> What is asked:
(1) In the forum thread, why does AnOminous say that whichever of Hillary or Trump loses will be "fucking finished"? Explain in one to three sentences.
(2) From the forum thread, reproduce word for word the passage starting with "Actually I meant" and going on through "hold a position?".

> Page:
+++

Very Honest Content said:


> 'Not a hero because he was captured' John McCain is the memory you're looking for or the year 2012 election but no, you are incorrect on that recollection.



Actually I meant to type _2012 _instead of _2008 _since I was referring to Mitt Romney's doomed campaign.


----------



## AnOminous (Oct 11, 2016)

Enclave Supremacy said:


> What happens in America? What happens to the presidential candidate who looses the election. Where do they stand in their party and do they still hold a position?



It depends on the context, how they lose, and who they lose to.  If Hillary loses this to Trump, she's fucking finished.  Same for Trump, because they will have both managed to engineer a total disaster for their respective parties, who will hate their guts forevermore.

So this one is basically a duel to the death.  The loser is politically dead.

Sometimes a candidate is just a sacrificial lamb, though, the party nominating them never had any real hope of winning, so they don't get blamed for it.


----------



## kenham (Oct 11, 2016)

Ruin said:


> The electoral college is shit and anyone who defends it is an idiot.


Are there actually any parties explicitely including introducing a proportional voting system in their platform? I imagine the Democrats/Republicans aren't very fond of such notions, considering their profiteering of the current broken system...


----------



## Very Honest Content (Oct 11, 2016)

kenham said:


> Are there actually any parties _explicitly _including introducing a proportional voting system in their platform? I imagine the Democrats/Republicans aren't very fond of such notions, considering their profiteering of the current broken system...



LOL, no.  It's not the parties who are necessarily the problem being against such a thing IMO, it's the money interests financing both of them already that don't want to bother having to financially guide the legislation lines by buying yet _another_ party in each of the 50 states+territories to continue to control the process at every level possible for their own benefit.

I'm also not 100% sold this is the end of either party regardless of even a landslide result either way.  House seat gerrymandering at the state level will keep the lower chamber of the legislative branch pretty safely where it is now, maybe you'll see a Senate tie, mid-term elections will favor Republicans in two years just on voting trends.  If Republicans lose the executive branch election and then can't reconfigure in time for a 2020 victory, then I'd say they're going the way of the Whig party they replaced due to not adapting with a changing demographic electorite.


----------



## Mrs Paul (Oct 11, 2016)

Null said:


> So just to play devil's advocate, since I'm basically his PR agent at this point.
> 
> 
> Subjective.
> ...



Well, like I said, I'm not a fan of Clinton either.  And as for the Saudis, we've been supporting them for decades -- going all the way back to the 1930s.  And it's all about oil.  NO president right now is going to break off relations until we find a better fuel source.  And I hate to tell you, but the U.S. has a history of supporting dictators -- (just look at what we did in Latin America over the last two centuries.)  
I'm not saying it's because Putin is bad, I'm saying it because right now I do believe he's a legit _threat_.  


And creepy?  This is a dude who talks about his daughter's boobs, calls her a "hot piece of ass" and said he'd date her if she wasn't his daughter.  I don't care who you are, that's fucked up.  *puke*


----------



## Null (Oct 12, 2016)

+++

Element and coordinate records
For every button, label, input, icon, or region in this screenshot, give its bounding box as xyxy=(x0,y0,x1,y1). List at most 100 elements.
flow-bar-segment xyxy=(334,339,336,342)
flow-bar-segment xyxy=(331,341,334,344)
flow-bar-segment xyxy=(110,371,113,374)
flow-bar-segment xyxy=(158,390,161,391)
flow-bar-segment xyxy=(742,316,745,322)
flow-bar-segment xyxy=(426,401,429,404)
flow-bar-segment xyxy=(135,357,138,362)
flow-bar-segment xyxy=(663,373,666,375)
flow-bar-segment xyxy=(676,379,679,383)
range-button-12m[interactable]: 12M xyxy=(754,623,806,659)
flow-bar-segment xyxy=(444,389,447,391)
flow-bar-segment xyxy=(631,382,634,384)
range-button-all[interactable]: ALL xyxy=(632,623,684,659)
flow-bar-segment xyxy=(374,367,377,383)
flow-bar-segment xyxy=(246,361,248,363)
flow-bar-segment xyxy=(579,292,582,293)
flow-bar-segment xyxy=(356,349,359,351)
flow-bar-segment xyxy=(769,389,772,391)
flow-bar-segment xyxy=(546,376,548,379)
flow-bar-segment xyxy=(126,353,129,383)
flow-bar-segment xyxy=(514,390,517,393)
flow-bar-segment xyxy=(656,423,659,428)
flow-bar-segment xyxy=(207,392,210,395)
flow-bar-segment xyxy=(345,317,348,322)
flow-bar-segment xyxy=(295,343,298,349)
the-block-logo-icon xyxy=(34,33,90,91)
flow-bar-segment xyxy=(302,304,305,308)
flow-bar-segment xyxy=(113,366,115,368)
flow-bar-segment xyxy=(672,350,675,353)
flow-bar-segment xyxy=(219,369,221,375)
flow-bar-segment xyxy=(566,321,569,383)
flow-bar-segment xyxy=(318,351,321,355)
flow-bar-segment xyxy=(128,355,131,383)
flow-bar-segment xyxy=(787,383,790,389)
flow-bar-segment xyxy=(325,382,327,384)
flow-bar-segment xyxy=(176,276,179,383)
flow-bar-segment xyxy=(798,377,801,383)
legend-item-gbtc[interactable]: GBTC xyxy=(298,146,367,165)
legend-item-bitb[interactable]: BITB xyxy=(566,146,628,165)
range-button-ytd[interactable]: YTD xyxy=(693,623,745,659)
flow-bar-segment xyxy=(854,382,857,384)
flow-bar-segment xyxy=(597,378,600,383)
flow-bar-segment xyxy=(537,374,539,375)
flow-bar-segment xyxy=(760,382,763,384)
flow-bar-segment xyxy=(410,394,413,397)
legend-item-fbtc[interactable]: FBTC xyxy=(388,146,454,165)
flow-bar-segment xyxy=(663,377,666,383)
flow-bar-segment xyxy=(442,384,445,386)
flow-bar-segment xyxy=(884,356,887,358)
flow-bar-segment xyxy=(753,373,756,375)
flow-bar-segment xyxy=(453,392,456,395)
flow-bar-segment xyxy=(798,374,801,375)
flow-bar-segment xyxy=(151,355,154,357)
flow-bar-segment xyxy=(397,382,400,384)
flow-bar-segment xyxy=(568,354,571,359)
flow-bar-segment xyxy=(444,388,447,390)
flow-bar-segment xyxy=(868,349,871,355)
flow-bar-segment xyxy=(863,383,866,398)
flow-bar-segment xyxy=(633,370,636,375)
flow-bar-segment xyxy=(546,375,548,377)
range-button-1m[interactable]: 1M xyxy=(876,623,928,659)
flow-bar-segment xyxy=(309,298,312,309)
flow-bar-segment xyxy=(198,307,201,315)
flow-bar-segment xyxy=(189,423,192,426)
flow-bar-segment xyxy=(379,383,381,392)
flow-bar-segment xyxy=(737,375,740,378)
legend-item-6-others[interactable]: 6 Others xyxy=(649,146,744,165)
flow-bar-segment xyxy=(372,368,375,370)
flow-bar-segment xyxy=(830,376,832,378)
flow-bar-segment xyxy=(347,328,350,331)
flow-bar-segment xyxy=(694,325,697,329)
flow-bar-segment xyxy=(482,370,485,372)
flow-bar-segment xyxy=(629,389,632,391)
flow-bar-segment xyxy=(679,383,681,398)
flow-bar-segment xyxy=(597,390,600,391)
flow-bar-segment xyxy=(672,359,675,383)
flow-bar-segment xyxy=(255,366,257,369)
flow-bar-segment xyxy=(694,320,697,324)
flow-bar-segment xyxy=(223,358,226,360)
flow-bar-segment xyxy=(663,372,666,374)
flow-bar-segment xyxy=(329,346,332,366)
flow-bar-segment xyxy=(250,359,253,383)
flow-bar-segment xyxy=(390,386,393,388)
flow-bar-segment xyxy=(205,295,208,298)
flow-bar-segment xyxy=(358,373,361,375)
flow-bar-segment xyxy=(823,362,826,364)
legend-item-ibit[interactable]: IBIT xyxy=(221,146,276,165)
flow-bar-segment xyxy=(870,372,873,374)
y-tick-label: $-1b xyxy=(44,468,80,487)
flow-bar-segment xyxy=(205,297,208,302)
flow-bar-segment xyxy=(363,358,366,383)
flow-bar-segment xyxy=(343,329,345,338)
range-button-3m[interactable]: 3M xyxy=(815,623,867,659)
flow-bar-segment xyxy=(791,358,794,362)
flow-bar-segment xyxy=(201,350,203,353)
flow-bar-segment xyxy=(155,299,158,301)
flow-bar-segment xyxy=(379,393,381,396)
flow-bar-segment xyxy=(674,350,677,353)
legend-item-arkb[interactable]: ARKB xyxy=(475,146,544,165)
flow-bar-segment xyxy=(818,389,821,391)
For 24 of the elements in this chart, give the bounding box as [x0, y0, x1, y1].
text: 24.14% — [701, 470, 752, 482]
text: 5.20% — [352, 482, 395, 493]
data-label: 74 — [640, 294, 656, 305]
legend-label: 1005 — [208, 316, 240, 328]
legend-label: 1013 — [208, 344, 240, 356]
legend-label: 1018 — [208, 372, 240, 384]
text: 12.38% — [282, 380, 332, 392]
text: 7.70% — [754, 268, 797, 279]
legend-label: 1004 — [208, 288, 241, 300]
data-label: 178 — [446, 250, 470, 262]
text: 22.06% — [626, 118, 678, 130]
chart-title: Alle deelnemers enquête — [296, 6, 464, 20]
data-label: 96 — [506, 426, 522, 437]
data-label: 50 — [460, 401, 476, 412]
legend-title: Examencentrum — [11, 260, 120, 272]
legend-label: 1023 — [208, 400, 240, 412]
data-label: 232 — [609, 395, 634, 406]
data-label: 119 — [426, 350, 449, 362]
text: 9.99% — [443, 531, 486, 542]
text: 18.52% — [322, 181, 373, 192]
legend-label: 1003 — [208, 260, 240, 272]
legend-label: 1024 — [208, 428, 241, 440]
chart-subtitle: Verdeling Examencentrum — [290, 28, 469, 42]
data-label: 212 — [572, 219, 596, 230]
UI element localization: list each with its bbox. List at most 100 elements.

+++

> Outputs by task:
(1) AnOminous says both candidates will have managed to engineer a total disaster for their respective parties. Those parties will hate their guts forevermore, so the loser is politically dead.

(2)
Actually I meant to type _2012 _instead of _2008 _since I was referring to Mitt Romney's doomed campaign.


----------



## AnOminous (Oct 11, 2016)

Enclave Supremacy said:


> What happens in America? What happens to the presidential candidate who looses the election. Where do they stand in their party and do they still hold a position?